__Requirement__: Report how many lines contain "profit". The answer is a single number.

__Data supplied__:
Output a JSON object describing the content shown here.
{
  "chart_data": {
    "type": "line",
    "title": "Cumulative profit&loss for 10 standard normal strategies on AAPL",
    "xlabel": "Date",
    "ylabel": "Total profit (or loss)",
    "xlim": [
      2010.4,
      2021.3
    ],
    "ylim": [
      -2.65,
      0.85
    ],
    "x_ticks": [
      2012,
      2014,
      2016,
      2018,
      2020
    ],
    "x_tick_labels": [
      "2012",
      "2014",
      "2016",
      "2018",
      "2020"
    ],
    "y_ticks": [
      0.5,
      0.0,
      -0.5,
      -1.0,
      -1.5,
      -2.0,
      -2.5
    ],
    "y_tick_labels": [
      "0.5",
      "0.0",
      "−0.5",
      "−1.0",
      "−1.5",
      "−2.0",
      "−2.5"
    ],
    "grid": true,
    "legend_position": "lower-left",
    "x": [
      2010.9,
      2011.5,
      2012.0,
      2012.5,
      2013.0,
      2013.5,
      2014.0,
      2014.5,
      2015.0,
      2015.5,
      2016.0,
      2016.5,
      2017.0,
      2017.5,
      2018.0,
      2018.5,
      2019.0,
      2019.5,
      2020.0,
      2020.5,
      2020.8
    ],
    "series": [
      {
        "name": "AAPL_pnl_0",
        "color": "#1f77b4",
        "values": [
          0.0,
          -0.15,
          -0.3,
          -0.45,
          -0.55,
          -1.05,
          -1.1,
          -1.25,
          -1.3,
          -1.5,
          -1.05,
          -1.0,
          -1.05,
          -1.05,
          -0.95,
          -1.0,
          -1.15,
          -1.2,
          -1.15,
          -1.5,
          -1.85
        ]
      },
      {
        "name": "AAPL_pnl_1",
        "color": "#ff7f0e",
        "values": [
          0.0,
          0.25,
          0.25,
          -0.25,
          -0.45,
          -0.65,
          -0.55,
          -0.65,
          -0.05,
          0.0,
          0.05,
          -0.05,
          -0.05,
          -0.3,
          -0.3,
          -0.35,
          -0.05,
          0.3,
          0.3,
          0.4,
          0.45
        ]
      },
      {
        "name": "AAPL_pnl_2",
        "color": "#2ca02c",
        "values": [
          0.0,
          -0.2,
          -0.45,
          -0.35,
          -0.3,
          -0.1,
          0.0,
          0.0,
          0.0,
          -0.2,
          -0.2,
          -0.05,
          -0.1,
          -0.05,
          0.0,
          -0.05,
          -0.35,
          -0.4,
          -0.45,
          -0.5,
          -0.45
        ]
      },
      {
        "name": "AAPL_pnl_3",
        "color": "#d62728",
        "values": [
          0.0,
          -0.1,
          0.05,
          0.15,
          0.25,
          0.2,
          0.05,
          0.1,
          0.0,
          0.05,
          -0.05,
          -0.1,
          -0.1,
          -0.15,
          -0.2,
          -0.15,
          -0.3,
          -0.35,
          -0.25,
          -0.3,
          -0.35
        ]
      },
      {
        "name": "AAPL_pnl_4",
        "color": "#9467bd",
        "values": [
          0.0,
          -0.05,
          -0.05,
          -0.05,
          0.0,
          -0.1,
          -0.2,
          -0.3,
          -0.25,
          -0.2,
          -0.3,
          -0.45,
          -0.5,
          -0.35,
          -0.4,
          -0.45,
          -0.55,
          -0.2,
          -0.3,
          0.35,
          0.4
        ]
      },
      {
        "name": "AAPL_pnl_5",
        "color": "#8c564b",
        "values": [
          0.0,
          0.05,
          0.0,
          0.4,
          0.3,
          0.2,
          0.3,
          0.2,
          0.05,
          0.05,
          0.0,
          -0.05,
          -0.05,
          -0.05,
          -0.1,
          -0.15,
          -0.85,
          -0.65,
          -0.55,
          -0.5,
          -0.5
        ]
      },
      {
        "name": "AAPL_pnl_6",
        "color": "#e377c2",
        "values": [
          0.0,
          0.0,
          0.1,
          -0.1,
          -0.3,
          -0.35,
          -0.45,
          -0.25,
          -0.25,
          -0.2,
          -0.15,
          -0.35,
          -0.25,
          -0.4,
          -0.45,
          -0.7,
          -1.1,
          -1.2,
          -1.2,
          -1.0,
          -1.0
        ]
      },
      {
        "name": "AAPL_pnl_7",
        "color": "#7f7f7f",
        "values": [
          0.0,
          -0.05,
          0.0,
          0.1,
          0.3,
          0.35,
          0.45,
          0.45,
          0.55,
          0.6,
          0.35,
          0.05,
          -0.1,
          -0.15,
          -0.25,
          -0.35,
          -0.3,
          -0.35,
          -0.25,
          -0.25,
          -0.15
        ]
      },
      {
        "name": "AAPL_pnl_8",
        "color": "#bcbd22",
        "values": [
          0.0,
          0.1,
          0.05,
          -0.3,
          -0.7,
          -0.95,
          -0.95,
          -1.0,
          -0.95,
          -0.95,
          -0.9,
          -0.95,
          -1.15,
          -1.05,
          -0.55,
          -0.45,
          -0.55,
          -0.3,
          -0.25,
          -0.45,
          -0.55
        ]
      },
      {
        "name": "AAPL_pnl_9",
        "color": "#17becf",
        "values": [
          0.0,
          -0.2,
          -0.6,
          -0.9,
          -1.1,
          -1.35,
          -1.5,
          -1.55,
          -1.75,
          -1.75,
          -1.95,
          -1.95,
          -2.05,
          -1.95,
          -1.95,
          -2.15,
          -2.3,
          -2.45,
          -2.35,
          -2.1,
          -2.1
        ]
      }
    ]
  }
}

__Task answer__: 2